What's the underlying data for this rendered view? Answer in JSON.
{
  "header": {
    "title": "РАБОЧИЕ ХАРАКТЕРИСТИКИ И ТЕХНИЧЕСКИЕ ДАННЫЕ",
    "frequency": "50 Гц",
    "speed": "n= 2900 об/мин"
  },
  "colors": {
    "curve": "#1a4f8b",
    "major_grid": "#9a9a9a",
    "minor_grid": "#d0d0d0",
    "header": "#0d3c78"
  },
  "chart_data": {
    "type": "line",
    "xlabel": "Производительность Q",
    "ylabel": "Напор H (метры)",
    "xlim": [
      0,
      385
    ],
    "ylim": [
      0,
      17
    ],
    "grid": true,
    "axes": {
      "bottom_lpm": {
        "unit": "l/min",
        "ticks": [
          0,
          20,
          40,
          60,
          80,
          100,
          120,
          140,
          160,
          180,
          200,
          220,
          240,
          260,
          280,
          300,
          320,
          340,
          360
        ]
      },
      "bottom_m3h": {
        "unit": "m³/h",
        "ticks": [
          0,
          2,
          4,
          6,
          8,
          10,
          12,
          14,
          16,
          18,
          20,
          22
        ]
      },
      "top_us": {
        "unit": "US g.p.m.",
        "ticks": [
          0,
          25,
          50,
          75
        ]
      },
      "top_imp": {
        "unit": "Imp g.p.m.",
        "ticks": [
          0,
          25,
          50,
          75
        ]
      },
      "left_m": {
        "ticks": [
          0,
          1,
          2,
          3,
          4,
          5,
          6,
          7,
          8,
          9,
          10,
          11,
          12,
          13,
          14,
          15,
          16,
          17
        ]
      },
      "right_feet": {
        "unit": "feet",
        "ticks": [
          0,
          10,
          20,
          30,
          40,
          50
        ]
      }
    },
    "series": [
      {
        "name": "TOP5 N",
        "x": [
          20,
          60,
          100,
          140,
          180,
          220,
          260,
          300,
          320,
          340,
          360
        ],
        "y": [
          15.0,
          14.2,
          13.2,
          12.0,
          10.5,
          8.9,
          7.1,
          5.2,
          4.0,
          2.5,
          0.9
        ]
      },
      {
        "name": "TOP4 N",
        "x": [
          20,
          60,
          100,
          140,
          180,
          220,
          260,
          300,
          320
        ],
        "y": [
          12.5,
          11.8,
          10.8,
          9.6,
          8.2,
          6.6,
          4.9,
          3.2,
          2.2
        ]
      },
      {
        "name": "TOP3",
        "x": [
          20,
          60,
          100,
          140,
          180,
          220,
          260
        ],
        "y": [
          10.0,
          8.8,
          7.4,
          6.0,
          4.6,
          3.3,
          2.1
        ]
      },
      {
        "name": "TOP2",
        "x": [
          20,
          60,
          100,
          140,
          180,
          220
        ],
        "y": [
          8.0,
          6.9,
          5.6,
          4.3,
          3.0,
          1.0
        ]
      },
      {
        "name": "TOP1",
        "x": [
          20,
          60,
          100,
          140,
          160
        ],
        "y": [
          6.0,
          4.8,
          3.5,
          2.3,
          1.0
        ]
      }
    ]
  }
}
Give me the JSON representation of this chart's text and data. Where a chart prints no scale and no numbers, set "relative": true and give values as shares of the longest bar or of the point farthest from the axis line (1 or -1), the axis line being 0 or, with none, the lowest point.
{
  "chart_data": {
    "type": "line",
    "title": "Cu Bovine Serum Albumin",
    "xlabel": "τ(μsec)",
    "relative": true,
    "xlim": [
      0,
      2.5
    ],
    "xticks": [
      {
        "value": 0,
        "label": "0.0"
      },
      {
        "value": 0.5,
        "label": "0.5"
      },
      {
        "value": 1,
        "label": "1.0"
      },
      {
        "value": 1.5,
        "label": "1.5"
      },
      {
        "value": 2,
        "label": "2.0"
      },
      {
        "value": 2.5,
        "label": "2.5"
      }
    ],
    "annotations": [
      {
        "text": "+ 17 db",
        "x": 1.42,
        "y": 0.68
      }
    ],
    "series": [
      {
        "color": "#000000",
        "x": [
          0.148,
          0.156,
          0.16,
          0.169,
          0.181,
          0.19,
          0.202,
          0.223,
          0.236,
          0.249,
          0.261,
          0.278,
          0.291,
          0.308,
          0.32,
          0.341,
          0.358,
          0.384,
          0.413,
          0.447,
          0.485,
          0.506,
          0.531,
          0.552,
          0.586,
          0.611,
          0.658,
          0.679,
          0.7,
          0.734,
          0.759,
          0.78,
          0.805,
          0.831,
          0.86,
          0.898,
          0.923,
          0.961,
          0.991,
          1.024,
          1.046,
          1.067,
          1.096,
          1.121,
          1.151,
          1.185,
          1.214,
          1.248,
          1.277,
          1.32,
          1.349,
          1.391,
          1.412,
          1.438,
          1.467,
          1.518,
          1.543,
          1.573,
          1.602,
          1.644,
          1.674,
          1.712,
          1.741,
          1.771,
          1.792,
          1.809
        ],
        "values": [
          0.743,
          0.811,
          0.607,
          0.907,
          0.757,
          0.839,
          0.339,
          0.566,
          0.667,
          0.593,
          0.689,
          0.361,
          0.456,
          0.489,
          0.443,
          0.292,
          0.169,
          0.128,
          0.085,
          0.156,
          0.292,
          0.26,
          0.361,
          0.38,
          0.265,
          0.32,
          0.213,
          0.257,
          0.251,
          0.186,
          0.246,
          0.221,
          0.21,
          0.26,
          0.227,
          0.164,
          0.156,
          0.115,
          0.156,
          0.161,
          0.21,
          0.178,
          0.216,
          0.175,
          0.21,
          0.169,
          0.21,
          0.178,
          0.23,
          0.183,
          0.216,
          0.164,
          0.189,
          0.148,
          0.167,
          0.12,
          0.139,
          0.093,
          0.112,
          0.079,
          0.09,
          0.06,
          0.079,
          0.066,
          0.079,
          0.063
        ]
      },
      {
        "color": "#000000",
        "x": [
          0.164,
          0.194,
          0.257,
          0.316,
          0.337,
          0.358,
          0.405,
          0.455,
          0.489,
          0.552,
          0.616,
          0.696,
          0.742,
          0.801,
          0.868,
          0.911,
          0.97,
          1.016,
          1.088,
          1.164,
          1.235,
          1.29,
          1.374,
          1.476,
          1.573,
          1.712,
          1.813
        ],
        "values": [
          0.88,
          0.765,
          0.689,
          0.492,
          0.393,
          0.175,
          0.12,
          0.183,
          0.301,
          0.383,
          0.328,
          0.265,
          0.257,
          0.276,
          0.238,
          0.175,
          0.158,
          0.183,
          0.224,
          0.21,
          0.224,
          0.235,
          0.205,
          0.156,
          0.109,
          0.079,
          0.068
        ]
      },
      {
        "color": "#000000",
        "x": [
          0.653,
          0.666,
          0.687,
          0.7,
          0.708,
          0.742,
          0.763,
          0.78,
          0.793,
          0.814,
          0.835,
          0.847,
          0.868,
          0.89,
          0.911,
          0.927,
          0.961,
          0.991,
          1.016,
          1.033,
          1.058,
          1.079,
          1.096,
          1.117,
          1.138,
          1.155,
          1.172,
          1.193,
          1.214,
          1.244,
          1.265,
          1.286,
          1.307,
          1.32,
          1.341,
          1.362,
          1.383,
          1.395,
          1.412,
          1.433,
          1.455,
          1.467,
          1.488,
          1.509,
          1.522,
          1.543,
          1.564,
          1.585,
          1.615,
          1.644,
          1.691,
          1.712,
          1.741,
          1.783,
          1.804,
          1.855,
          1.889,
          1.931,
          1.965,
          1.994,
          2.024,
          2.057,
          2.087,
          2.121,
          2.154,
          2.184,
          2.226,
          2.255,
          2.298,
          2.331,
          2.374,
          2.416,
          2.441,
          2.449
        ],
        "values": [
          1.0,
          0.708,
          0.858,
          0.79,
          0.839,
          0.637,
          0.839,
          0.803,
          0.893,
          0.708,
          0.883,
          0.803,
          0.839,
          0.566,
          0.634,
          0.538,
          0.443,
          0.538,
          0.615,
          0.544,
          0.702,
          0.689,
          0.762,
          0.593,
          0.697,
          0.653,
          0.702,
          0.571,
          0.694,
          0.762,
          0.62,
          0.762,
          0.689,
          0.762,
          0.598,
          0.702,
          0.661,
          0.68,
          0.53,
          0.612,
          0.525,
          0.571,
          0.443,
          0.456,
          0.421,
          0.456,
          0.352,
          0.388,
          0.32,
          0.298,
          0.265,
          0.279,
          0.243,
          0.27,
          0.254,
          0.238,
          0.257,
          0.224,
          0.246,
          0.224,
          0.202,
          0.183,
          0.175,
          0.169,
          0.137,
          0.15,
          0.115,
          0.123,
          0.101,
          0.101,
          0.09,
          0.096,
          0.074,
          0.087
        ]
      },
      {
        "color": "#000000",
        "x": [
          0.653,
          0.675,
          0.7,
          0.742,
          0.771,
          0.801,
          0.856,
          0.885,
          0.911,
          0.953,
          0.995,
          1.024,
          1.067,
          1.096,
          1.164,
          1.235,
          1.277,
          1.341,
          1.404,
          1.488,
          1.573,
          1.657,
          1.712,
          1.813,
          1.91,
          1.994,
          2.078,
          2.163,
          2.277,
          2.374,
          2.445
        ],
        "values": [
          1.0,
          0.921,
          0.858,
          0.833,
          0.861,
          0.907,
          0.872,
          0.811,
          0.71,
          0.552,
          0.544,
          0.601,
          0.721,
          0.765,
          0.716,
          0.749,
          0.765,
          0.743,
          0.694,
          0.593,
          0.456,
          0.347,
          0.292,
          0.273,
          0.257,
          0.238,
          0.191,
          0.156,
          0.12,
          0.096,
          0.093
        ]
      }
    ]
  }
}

━━━━━━

** Requirements **
Review the material and copy each line in which the word "JSON" appears.

** Worked solution **
What's the underlying data for this rendered view? Answer in JSON.
Give me the JSON representation of this chart's text and data. Where a chart prints no scale and no numbers, set "relative": true and give values as shares of the longest bar or of the point farthest from the axis line (1 or -1), the axis line being 0 or, with none, the lowest point.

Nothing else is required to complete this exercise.